Saved entries:
==========

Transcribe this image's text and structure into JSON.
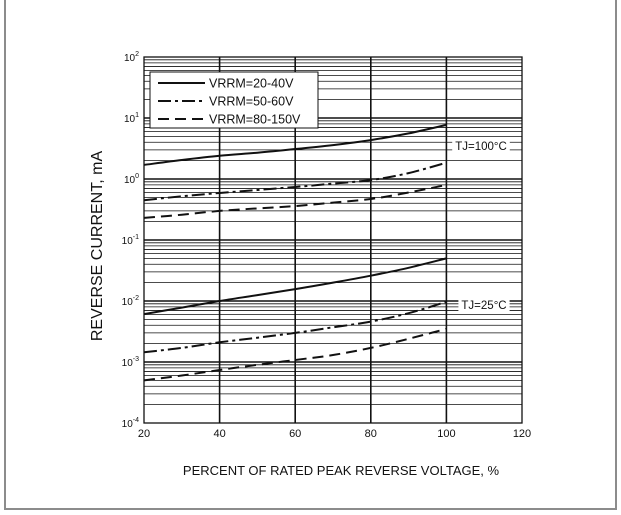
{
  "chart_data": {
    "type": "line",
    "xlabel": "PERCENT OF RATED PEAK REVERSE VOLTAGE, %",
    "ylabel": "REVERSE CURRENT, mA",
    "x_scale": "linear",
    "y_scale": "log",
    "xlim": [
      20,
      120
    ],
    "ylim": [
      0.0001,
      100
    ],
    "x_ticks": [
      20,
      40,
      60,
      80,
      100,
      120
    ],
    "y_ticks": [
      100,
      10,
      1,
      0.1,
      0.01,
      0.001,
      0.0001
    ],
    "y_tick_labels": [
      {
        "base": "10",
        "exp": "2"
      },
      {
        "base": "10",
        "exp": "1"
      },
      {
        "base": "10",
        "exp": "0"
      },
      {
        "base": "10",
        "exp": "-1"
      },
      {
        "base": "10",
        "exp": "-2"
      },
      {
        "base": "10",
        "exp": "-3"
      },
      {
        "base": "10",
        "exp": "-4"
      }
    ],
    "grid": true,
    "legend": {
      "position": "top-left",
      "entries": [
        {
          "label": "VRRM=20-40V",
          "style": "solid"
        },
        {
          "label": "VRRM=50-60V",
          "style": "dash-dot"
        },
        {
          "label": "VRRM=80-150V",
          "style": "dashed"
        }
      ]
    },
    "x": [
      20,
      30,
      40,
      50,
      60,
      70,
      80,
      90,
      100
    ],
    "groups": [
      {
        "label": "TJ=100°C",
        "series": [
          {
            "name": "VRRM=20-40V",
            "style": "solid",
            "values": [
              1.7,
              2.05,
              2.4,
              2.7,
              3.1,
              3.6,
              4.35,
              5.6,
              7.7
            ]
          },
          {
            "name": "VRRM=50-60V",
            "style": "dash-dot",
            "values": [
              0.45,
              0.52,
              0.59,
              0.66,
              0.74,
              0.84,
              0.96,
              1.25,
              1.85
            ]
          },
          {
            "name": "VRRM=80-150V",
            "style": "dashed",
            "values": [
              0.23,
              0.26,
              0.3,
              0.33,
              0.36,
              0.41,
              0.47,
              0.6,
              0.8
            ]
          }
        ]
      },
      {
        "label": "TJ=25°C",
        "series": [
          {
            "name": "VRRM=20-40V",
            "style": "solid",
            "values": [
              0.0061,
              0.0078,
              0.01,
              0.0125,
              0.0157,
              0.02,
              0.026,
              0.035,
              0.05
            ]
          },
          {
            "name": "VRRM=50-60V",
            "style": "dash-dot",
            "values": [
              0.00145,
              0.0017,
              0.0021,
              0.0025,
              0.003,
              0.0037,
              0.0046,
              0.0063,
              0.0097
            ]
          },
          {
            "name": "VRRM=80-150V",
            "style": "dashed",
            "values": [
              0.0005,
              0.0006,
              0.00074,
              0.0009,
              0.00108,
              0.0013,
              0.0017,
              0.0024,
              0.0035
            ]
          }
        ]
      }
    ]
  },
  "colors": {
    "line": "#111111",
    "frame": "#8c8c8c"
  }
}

==========

- **Description of the task**: Show, from the material above, each line that includes the string "REVERSE".

- **Response**:
    "xlabel": "PERCENT OF RATED PEAK REVERSE VOLTAGE, %",
    "ylabel": "REVERSE CURRENT, mA",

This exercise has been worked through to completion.